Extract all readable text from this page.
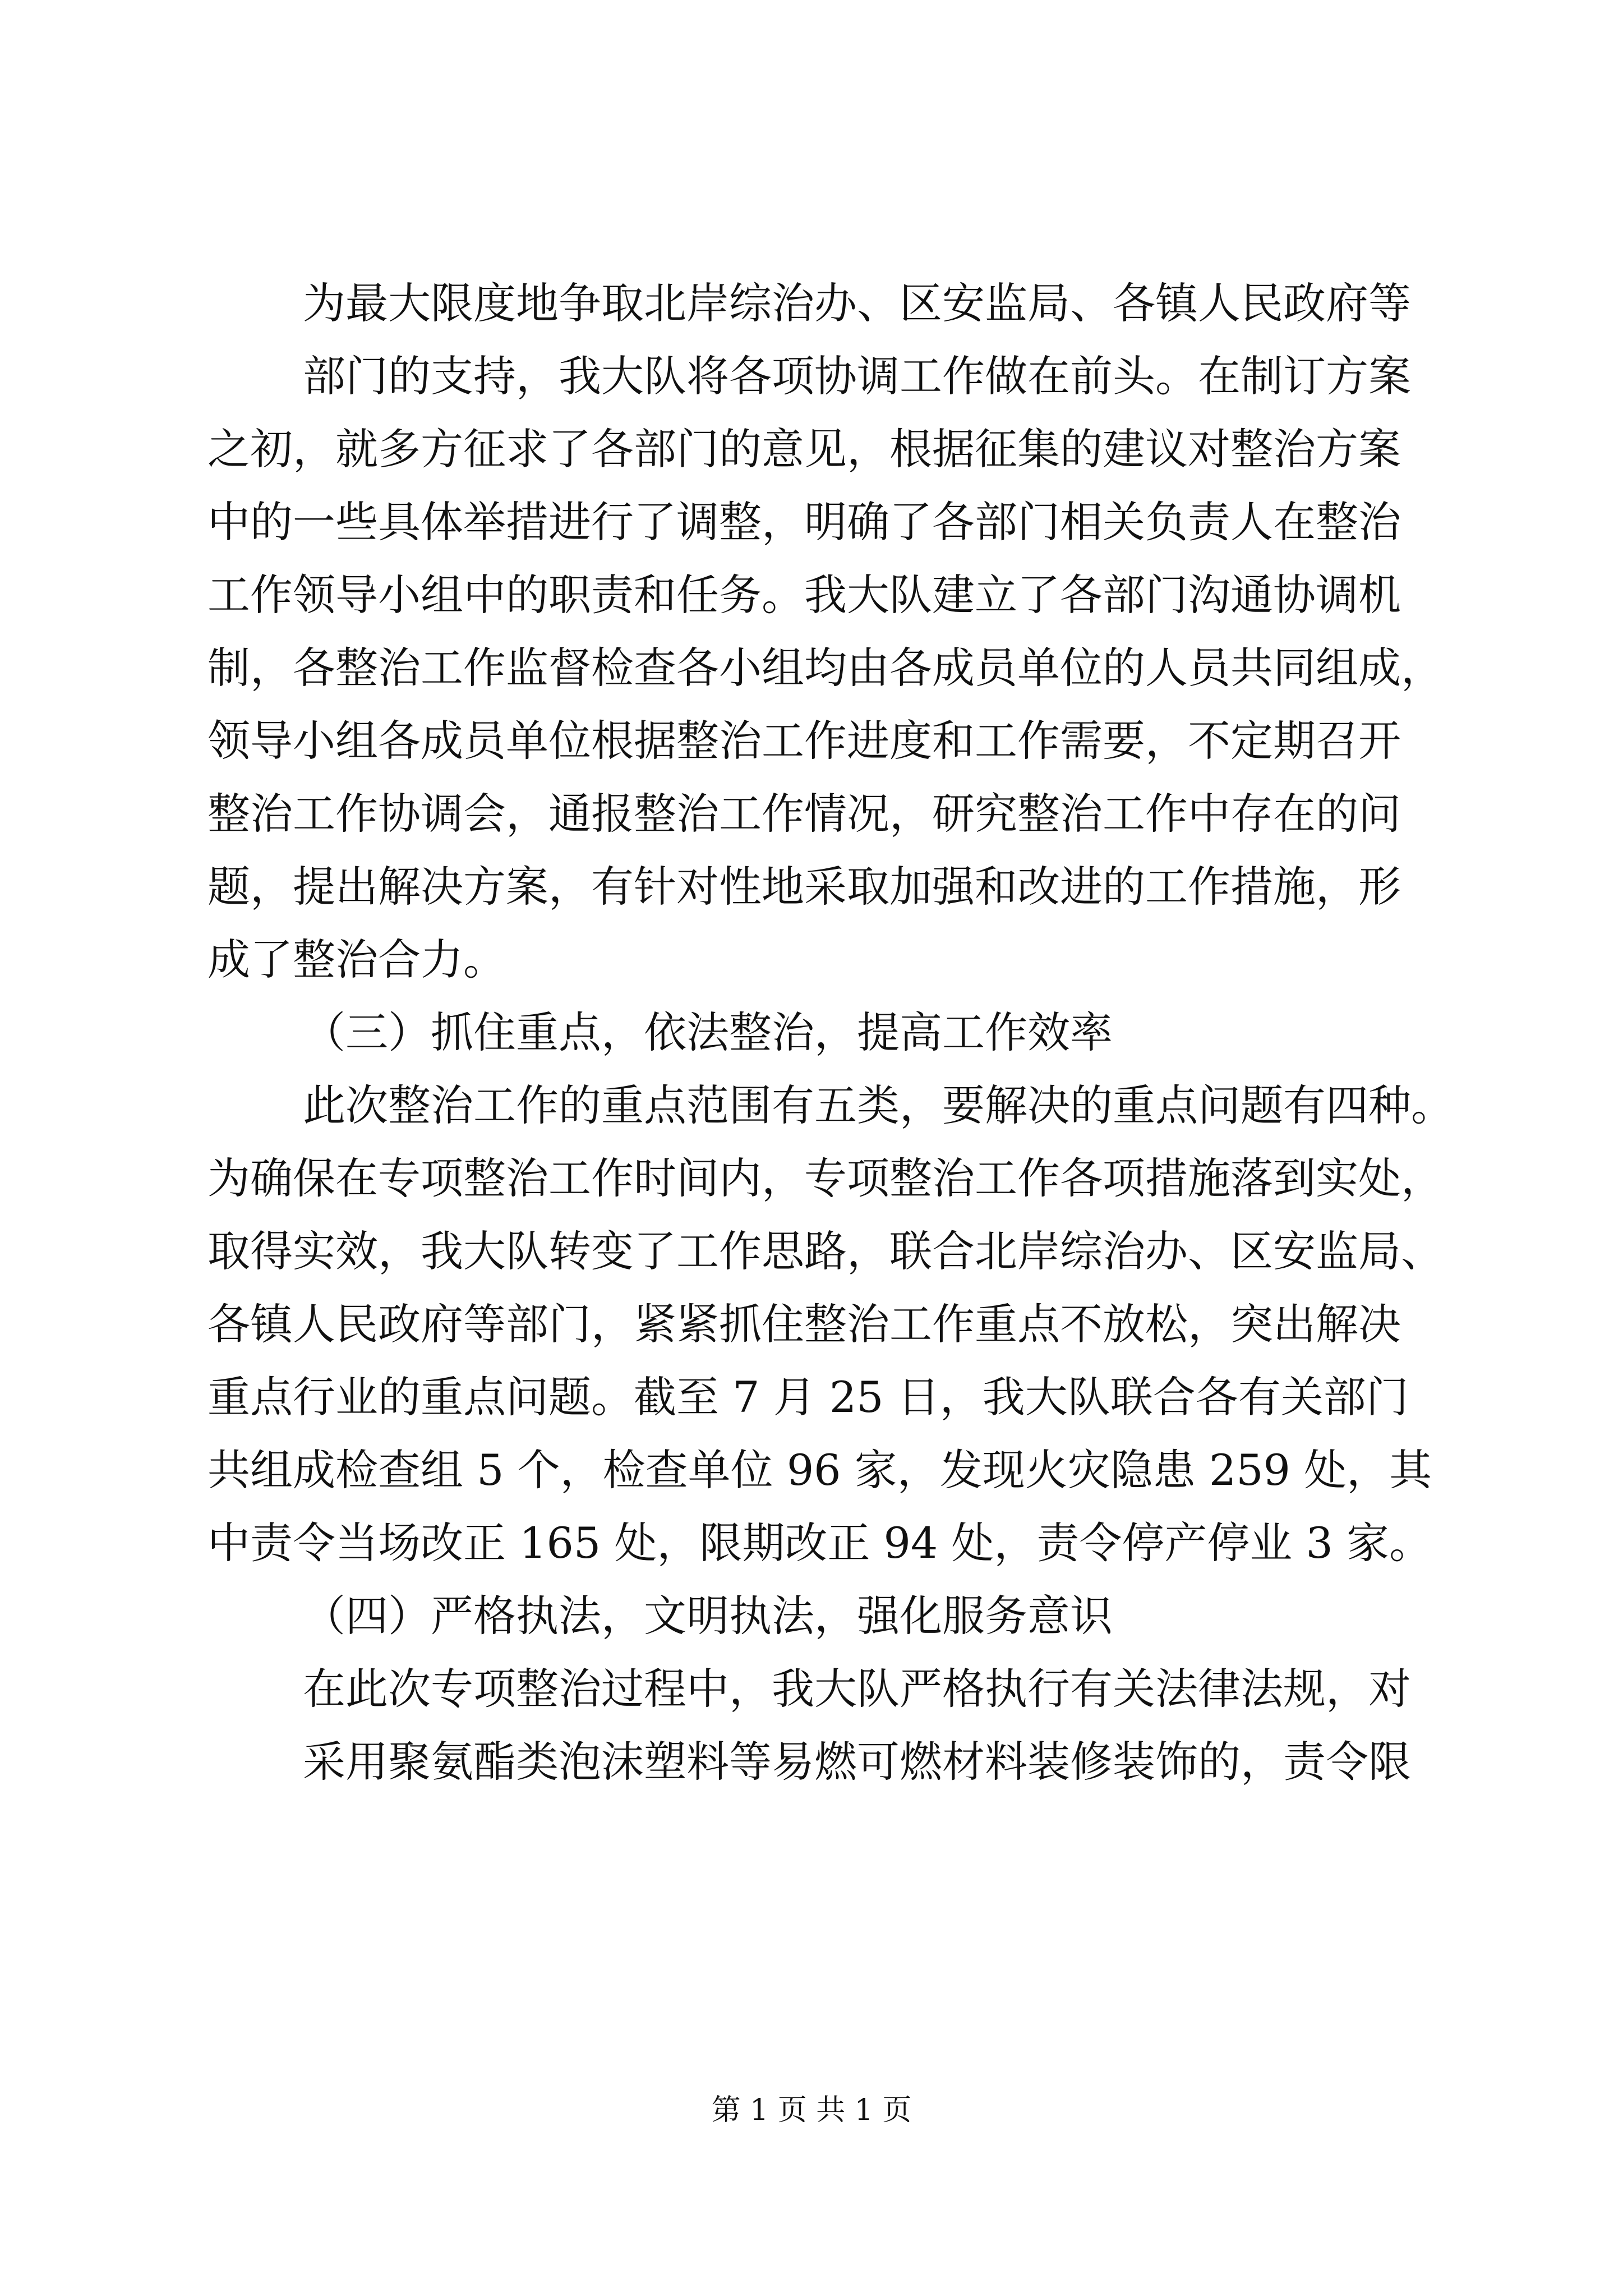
为最大限度地争取北岸综治办、区安监局、各镇人民政府等
部门的支持，我大队将各项协调工作做在前头。在制订方案
之初，就多方征求了各部门的意见，根据征集的建议对整治方案
中的一些具体举措进行了调整，明确了各部门相关负责人在整治
工作领导小组中的职责和任务。我大队建立了各部门沟通协调机
制，各整治工作监督检查各小组均由各成员单位的人员共同组成，
领导小组各成员单位根据整治工作进度和工作需要，不定期召开
整治工作协调会，通报整治工作情况，研究整治工作中存在的问
题，提出解决方案，有针对性地采取加强和改进的工作措施，形
成了整治合力。
（三）抓住重点，依法整治，提高工作效率
此次整治工作的重点范围有五类，要解决的重点问题有四种。
为确保在专项整治工作时间内，专项整治工作各项措施落到实处，
取得实效，我大队转变了工作思路，联合北岸综治办、区安监局、
各镇人民政府等部门，紧紧抓住整治工作重点不放松，突出解决
重点行业的重点问题。截至 7 月 25 日，我大队联合各有关部门
共组成检查组 5 个，检查单位 96 家，发现火灾隐患 259 处，其
中责令当场改正 165 处，限期改正 94 处，责令停产停业 3 家。
（四）严格执法，文明执法，强化服务意识
在此次专项整治过程中，我大队严格执行有关法律法规，对
采用聚氨酯类泡沫塑料等易燃可燃材料装修装饰的，责令限
第 1 页 共 1 页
——————
◆ Short task
Reproduce the entries exactly. Do not carry over any picture.

◆ Exercise answer
Extract all readable text from this page.
为最大限度地争取北岸综治办、区安监局、各镇人民政府等
部门的支持，我大队将各项协调工作做在前头。在制订方案
之初，就多方征求了各部门的意见，根据征集的建议对整治方案
中的一些具体举措进行了调整，明确了各部门相关负责人在整治
工作领导小组中的职责和任务。我大队建立了各部门沟通协调机
制，各整治工作监督检查各小组均由各成员单位的人员共同组成，
领导小组各成员单位根据整治工作进度和工作需要，不定期召开
整治工作协调会，通报整治工作情况，研究整治工作中存在的问
题，提出解决方案，有针对性地采取加强和改进的工作措施，形
成了整治合力。
（三）抓住重点，依法整治，提高工作效率
此次整治工作的重点范围有五类，要解决的重点问题有四种。
为确保在专项整治工作时间内，专项整治工作各项措施落到实处，
取得实效，我大队转变了工作思路，联合北岸综治办、区安监局、
各镇人民政府等部门，紧紧抓住整治工作重点不放松，突出解决
重点行业的重点问题。截至 7 月 25 日，我大队联合各有关部门
共组成检查组 5 个，检查单位 96 家，发现火灾隐患 259 处，其
中责令当场改正 165 处，限期改正 94 处，责令停产停业 3 家。
（四）严格执法，文明执法，强化服务意识
在此次专项整治过程中，我大队严格执行有关法律法规，对
采用聚氨酯类泡沫塑料等易燃可燃材料装修装饰的，责令限
第 1 页 共 1 页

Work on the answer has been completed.